Stored data entries

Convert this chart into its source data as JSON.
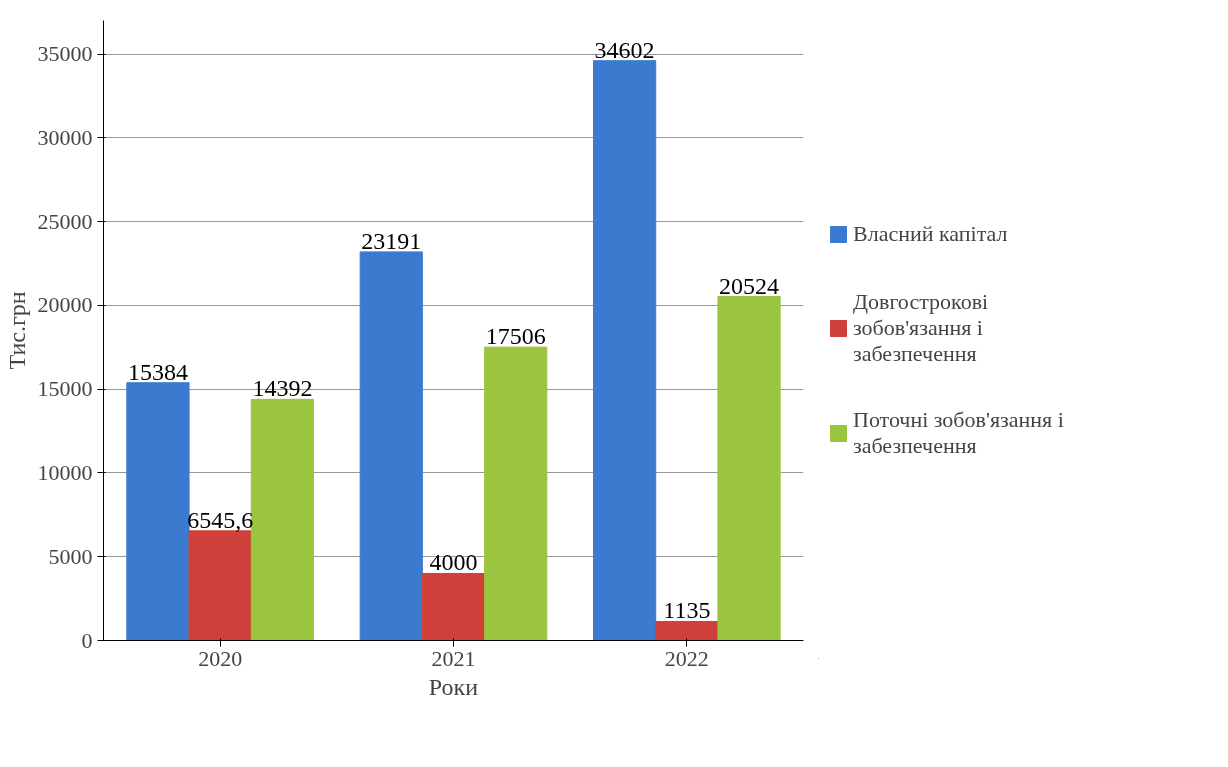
{
  "chart_data": {
    "type": "bar",
    "xlabel": "Роки",
    "ylabel": "Тис.грн",
    "categories": [
      "2020",
      "2021",
      "2022"
    ],
    "series": [
      {
        "name": "Власний капітал",
        "color": "#3a7bd0",
        "values": [
          15384,
          23191,
          34602
        ],
        "value_labels": [
          "15384",
          "23191",
          "34602"
        ]
      },
      {
        "name": "Довгострокові зобов'язання і забезпечення",
        "color": "#d0403a",
        "values": [
          6545.6,
          4000,
          1135
        ],
        "value_labels": [
          "6545,6",
          "4000",
          "1135"
        ]
      },
      {
        "name": "Поточні зобов'язання і забезпечення",
        "color": "#9bc43f",
        "values": [
          14392,
          17506,
          20524
        ],
        "value_labels": [
          "14392",
          "17506",
          "20524"
        ]
      }
    ],
    "ylim": [
      0,
      37000
    ],
    "yticks": [
      0,
      5000,
      10000,
      15000,
      20000,
      25000,
      30000,
      35000
    ],
    "grid": "y",
    "legend": "right"
  }
}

## WHAT TO DO
Give the number of lines where the string "name" occurs, without any further text.

## SOLVED PROBLEM
3